- [Material for the task]:
****************
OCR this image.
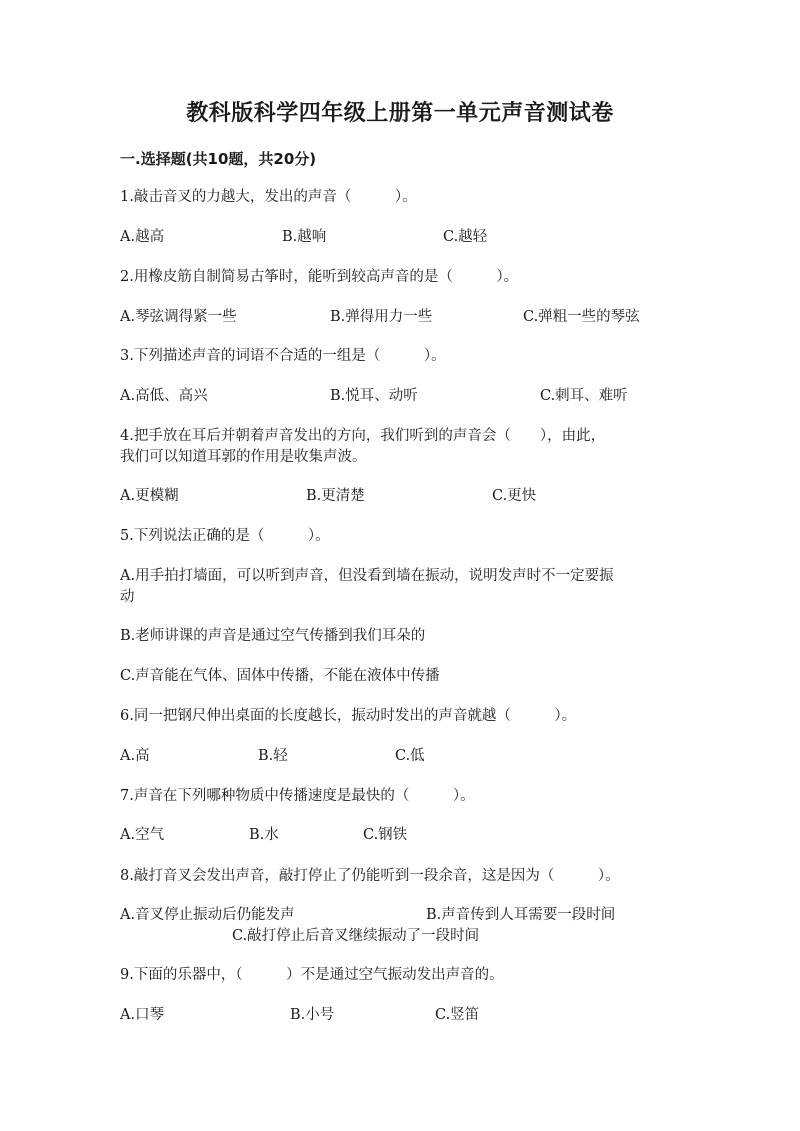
教科版科学四年级上册第一单元声音测试卷
一.选择题(共10题，共20分)
1.敲击音叉的力越大，发出的声音（　　　）。
A.越高	B.越响	C.越轻
2.用橡皮筋自制简易古筝时，能听到较高声音的是（　　　）。
A.琴弦调得紧一些	B.弹得用力一些	C.弹粗一些的琴弦
3.下列描述声音的词语不合适的一组是（　　　）。
A.高低、高兴	B.悦耳、动听	C.刺耳、难听
4.把手放在耳后并朝着声音发出的方向，我们听到的声音会（　　），由此，
我们可以知道耳郭的作用是收集声波。
A.更模糊	B.更清楚	C.更快
5.下列说法正确的是（　　　）。
A.用手拍打墙面，可以听到声音，但没看到墙在振动，说明发声时不一定要振
动
B.老师讲课的声音是通过空气传播到我们耳朵的
C.声音能在气体、固体中传播，不能在液体中传播
6.同一把钢尺伸出桌面的长度越长，振动时发出的声音就越（　　　）。
A.高	B.轻	C.低
7.声音在下列哪种物质中传播速度是最快的（　　　）。
A.空气	B.水	C.钢铁
8.敲打音叉会发出声音，敲打停止了仍能听到一段余音，这是因为（　　　）。
A.音叉停止振动后仍能发声	B.声音传到人耳需要一段时间
C.敲打停止后音叉继续振动了一段时间
9.下面的乐器中，（　　　）不是通过空气振动发出声音的。
A.口琴	B.小号	C.竖笛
****************
From the data above, write out everything exactly except the pictures.

- [Result below]:
OCR this image.
教科版科学四年级上册第一单元声音测试卷
一.选择题(共10题，共20分)
1.敲击音叉的力越大，发出的声音（　　　）。
A.越高	B.越响	C.越轻
2.用橡皮筋自制简易古筝时，能听到较高声音的是（　　　）。
A.琴弦调得紧一些	B.弹得用力一些	C.弹粗一些的琴弦
3.下列描述声音的词语不合适的一组是（　　　）。
A.高低、高兴	B.悦耳、动听	C.刺耳、难听
4.把手放在耳后并朝着声音发出的方向，我们听到的声音会（　　），由此，
我们可以知道耳郭的作用是收集声波。
A.更模糊	B.更清楚	C.更快
5.下列说法正确的是（　　　）。
A.用手拍打墙面，可以听到声音，但没看到墙在振动，说明发声时不一定要振
动
B.老师讲课的声音是通过空气传播到我们耳朵的
C.声音能在气体、固体中传播，不能在液体中传播
6.同一把钢尺伸出桌面的长度越长，振动时发出的声音就越（　　　）。
A.高	B.轻	C.低
7.声音在下列哪种物质中传播速度是最快的（　　　）。
A.空气	B.水	C.钢铁
8.敲打音叉会发出声音，敲打停止了仍能听到一段余音，这是因为（　　　）。
A.音叉停止振动后仍能发声	B.声音传到人耳需要一段时间
C.敲打停止后音叉继续振动了一段时间
9.下面的乐器中，（　　　）不是通过空气振动发出声音的。
A.口琴	B.小号	C.竖笛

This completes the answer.